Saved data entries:
━━━━━━━━━━━━━━━━━━━━
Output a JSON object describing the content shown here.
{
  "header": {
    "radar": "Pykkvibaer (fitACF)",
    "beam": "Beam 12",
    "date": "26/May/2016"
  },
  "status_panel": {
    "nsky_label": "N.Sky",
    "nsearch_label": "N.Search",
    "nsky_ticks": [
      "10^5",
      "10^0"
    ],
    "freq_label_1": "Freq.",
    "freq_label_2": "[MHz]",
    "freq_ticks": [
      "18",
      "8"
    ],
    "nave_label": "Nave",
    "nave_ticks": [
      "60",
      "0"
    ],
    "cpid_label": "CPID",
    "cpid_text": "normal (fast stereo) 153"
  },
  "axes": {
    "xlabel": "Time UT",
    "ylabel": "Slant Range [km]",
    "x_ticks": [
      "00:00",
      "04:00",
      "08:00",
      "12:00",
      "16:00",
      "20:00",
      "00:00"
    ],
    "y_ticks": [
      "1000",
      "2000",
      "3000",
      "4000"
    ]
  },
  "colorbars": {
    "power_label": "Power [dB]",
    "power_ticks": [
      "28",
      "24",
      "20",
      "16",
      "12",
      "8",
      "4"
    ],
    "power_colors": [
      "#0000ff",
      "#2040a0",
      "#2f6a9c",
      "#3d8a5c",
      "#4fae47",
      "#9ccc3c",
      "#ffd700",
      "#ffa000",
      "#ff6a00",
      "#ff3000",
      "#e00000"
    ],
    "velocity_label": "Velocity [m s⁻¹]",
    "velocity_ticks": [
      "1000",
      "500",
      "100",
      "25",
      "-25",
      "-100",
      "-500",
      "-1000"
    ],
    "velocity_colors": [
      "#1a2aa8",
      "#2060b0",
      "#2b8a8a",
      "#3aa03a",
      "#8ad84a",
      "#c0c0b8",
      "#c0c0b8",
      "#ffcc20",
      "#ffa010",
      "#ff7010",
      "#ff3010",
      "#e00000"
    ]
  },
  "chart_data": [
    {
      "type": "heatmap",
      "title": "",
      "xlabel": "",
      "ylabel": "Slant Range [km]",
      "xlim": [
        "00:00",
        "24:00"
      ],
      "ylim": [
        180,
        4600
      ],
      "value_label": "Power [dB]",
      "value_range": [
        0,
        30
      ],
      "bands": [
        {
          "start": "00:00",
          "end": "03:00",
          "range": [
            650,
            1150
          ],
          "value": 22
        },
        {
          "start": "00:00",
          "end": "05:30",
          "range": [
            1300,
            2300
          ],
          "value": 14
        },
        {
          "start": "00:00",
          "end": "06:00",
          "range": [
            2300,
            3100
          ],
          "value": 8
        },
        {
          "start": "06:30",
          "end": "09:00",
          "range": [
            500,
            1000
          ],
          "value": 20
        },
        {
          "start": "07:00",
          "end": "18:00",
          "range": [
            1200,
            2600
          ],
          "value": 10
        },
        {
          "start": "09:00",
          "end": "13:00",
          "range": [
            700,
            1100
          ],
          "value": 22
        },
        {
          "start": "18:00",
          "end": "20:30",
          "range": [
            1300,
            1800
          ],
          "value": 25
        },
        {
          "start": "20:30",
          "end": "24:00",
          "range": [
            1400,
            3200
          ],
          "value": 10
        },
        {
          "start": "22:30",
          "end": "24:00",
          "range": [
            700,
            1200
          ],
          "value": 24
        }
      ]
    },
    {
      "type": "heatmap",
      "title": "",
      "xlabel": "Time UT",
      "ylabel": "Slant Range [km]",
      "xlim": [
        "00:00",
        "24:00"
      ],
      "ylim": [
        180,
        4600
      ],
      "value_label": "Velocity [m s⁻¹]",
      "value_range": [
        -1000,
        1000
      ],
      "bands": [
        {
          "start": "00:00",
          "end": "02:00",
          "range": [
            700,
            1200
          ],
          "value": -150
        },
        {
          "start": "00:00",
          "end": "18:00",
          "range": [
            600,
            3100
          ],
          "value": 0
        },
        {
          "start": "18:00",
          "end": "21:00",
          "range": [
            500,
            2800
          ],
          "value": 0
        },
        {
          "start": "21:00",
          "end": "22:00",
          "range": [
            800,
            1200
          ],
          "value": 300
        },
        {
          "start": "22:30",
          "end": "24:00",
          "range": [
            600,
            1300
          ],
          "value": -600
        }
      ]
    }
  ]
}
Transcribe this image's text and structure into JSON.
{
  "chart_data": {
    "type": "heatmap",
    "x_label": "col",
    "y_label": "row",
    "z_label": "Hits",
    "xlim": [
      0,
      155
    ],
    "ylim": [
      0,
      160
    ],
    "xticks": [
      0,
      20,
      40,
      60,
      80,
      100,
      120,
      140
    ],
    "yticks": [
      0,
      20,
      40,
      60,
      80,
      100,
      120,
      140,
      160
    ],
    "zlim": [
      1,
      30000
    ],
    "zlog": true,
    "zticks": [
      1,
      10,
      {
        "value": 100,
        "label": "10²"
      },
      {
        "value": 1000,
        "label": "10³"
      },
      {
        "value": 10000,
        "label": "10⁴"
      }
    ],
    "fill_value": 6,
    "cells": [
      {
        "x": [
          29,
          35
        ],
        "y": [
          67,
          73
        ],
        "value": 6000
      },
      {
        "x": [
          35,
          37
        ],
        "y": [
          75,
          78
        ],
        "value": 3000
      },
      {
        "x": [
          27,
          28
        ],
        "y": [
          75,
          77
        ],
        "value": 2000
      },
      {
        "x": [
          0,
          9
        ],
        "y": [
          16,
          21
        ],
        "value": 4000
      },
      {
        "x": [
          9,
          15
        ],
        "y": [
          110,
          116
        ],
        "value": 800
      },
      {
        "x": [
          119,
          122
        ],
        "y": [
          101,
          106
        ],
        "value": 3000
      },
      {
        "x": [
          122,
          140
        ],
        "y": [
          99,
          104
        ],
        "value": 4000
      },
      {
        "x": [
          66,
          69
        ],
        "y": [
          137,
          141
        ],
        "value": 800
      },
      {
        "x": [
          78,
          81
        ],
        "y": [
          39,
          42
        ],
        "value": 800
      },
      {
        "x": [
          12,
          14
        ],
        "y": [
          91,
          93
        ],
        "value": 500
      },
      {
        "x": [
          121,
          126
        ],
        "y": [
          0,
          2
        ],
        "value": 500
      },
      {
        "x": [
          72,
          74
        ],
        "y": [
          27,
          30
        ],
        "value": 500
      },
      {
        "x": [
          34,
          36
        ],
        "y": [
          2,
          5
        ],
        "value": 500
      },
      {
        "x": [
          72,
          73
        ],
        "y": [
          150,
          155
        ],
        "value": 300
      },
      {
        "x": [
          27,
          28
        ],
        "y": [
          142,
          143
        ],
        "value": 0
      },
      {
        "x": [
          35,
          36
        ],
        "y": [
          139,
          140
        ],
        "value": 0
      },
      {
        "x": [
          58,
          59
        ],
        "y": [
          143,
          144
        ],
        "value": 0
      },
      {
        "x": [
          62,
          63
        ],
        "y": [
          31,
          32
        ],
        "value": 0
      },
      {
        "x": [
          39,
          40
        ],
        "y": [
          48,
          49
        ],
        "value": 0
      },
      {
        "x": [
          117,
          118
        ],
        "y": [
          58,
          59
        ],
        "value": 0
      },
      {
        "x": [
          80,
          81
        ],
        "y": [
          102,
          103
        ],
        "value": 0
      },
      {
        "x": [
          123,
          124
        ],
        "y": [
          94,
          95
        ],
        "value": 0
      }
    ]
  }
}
━━━━━━━━━━━━━━━━━━━━
What the task asks - Transcribe the full listing above without leaving anything out.

Completed exercise -
Output a JSON object describing the content shown here.
{
  "header": {
    "radar": "Pykkvibaer (fitACF)",
    "beam": "Beam 12",
    "date": "26/May/2016"
  },
  "status_panel": {
    "nsky_label": "N.Sky",
    "nsearch_label": "N.Search",
    "nsky_ticks": [
      "10^5",
      "10^0"
    ],
    "freq_label_1": "Freq.",
    "freq_label_2": "[MHz]",
    "freq_ticks": [
      "18",
      "8"
    ],
    "nave_label": "Nave",
    "nave_ticks": [
      "60",
      "0"
    ],
    "cpid_label": "CPID",
    "cpid_text": "normal (fast stereo) 153"
  },
  "axes": {
    "xlabel": "Time UT",
    "ylabel": "Slant Range [km]",
    "x_ticks": [
      "00:00",
      "04:00",
      "08:00",
      "12:00",
      "16:00",
      "20:00",
      "00:00"
    ],
    "y_ticks": [
      "1000",
      "2000",
      "3000",
      "4000"
    ]
  },
  "colorbars": {
    "power_label": "Power [dB]",
    "power_ticks": [
      "28",
      "24",
      "20",
      "16",
      "12",
      "8",
      "4"
    ],
    "power_colors": [
      "#0000ff",
      "#2040a0",
      "#2f6a9c",
      "#3d8a5c",
      "#4fae47",
      "#9ccc3c",
      "#ffd700",
      "#ffa000",
      "#ff6a00",
      "#ff3000",
      "#e00000"
    ],
    "velocity_label": "Velocity [m s⁻¹]",
    "velocity_ticks": [
      "1000",
      "500",
      "100",
      "25",
      "-25",
      "-100",
      "-500",
      "-1000"
    ],
    "velocity_colors": [
      "#1a2aa8",
      "#2060b0",
      "#2b8a8a",
      "#3aa03a",
      "#8ad84a",
      "#c0c0b8",
      "#c0c0b8",
      "#ffcc20",
      "#ffa010",
      "#ff7010",
      "#ff3010",
      "#e00000"
    ]
  },
  "chart_data": [
    {
      "type": "heatmap",
      "title": "",
      "xlabel": "",
      "ylabel": "Slant Range [km]",
      "xlim": [
        "00:00",
        "24:00"
      ],
      "ylim": [
        180,
        4600
      ],
      "value_label": "Power [dB]",
      "value_range": [
        0,
        30
      ],
      "bands": [
        {
          "start": "00:00",
          "end": "03:00",
          "range": [
            650,
            1150
          ],
          "value": 22
        },
        {
          "start": "00:00",
          "end": "05:30",
          "range": [
            1300,
            2300
          ],
          "value": 14
        },
        {
          "start": "00:00",
          "end": "06:00",
          "range": [
            2300,
            3100
          ],
          "value": 8
        },
        {
          "start": "06:30",
          "end": "09:00",
          "range": [
            500,
            1000
          ],
          "value": 20
        },
        {
          "start": "07:00",
          "end": "18:00",
          "range": [
            1200,
            2600
          ],
          "value": 10
        },
        {
          "start": "09:00",
          "end": "13:00",
          "range": [
            700,
            1100
          ],
          "value": 22
        },
        {
          "start": "18:00",
          "end": "20:30",
          "range": [
            1300,
            1800
          ],
          "value": 25
        },
        {
          "start": "20:30",
          "end": "24:00",
          "range": [
            1400,
            3200
          ],
          "value": 10
        },
        {
          "start": "22:30",
          "end": "24:00",
          "range": [
            700,
            1200
          ],
          "value": 24
        }
      ]
    },
    {
      "type": "heatmap",
      "title": "",
      "xlabel": "Time UT",
      "ylabel": "Slant Range [km]",
      "xlim": [
        "00:00",
        "24:00"
      ],
      "ylim": [
        180,
        4600
      ],
      "value_label": "Velocity [m s⁻¹]",
      "value_range": [
        -1000,
        1000
      ],
      "bands": [
        {
          "start": "00:00",
          "end": "02:00",
          "range": [
            700,
            1200
          ],
          "value": -150
        },
        {
          "start": "00:00",
          "end": "18:00",
          "range": [
            600,
            3100
          ],
          "value": 0
        },
        {
          "start": "18:00",
          "end": "21:00",
          "range": [
            500,
            2800
          ],
          "value": 0
        },
        {
          "start": "21:00",
          "end": "22:00",
          "range": [
            800,
            1200
          ],
          "value": 300
        },
        {
          "start": "22:30",
          "end": "24:00",
          "range": [
            600,
            1300
          ],
          "value": -600
        }
      ]
    }
  ]
}
Transcribe this image's text and structure into JSON.
{
  "chart_data": {
    "type": "heatmap",
    "x_label": "col",
    "y_label": "row",
    "z_label": "Hits",
    "xlim": [
      0,
      155
    ],
    "ylim": [
      0,
      160
    ],
    "xticks": [
      0,
      20,
      40,
      60,
      80,
      100,
      120,
      140
    ],
    "yticks": [
      0,
      20,
      40,
      60,
      80,
      100,
      120,
      140,
      160
    ],
    "zlim": [
      1,
      30000
    ],
    "zlog": true,
    "zticks": [
      1,
      10,
      {
        "value": 100,
        "label": "10²"
      },
      {
        "value": 1000,
        "label": "10³"
      },
      {
        "value": 10000,
        "label": "10⁴"
      }
    ],
    "fill_value": 6,
    "cells": [
      {
        "x": [
          29,
          35
        ],
        "y": [
          67,
          73
        ],
        "value": 6000
      },
      {
        "x": [
          35,
          37
        ],
        "y": [
          75,
          78
        ],
        "value": 3000
      },
      {
        "x": [
          27,
          28
        ],
        "y": [
          75,
          77
        ],
        "value": 2000
      },
      {
        "x": [
          0,
          9
        ],
        "y": [
          16,
          21
        ],
        "value": 4000
      },
      {
        "x": [
          9,
          15
        ],
        "y": [
          110,
          116
        ],
        "value": 800
      },
      {
        "x": [
          119,
          122
        ],
        "y": [
          101,
          106
        ],
        "value": 3000
      },
      {
        "x": [
          122,
          140
        ],
        "y": [
          99,
          104
        ],
        "value": 4000
      },
      {
        "x": [
          66,
          69
        ],
        "y": [
          137,
          141
        ],
        "value": 800
      },
      {
        "x": [
          78,
          81
        ],
        "y": [
          39,
          42
        ],
        "value": 800
      },
      {
        "x": [
          12,
          14
        ],
        "y": [
          91,
          93
        ],
        "value": 500
      },
      {
        "x": [
          121,
          126
        ],
        "y": [
          0,
          2
        ],
        "value": 500
      },
      {
        "x": [
          72,
          74
        ],
        "y": [
          27,
          30
        ],
        "value": 500
      },
      {
        "x": [
          34,
          36
        ],
        "y": [
          2,
          5
        ],
        "value": 500
      },
      {
        "x": [
          72,
          73
        ],
        "y": [
          150,
          155
        ],
        "value": 300
      },
      {
        "x": [
          27,
          28
        ],
        "y": [
          142,
          143
        ],
        "value": 0
      },
      {
        "x": [
          35,
          36
        ],
        "y": [
          139,
          140
        ],
        "value": 0
      },
      {
        "x": [
          58,
          59
        ],
        "y": [
          143,
          144
        ],
        "value": 0
      },
      {
        "x": [
          62,
          63
        ],
        "y": [
          31,
          32
        ],
        "value": 0
      },
      {
        "x": [
          39,
          40
        ],
        "y": [
          48,
          49
        ],
        "value": 0
      },
      {
        "x": [
          117,
          118
        ],
        "y": [
          58,
          59
        ],
        "value": 0
      },
      {
        "x": [
          80,
          81
        ],
        "y": [
          102,
          103
        ],
        "value": 0
      },
      {
        "x": [
          123,
          124
        ],
        "y": [
          94,
          95
        ],
        "value": 0
      }
    ]
  }
}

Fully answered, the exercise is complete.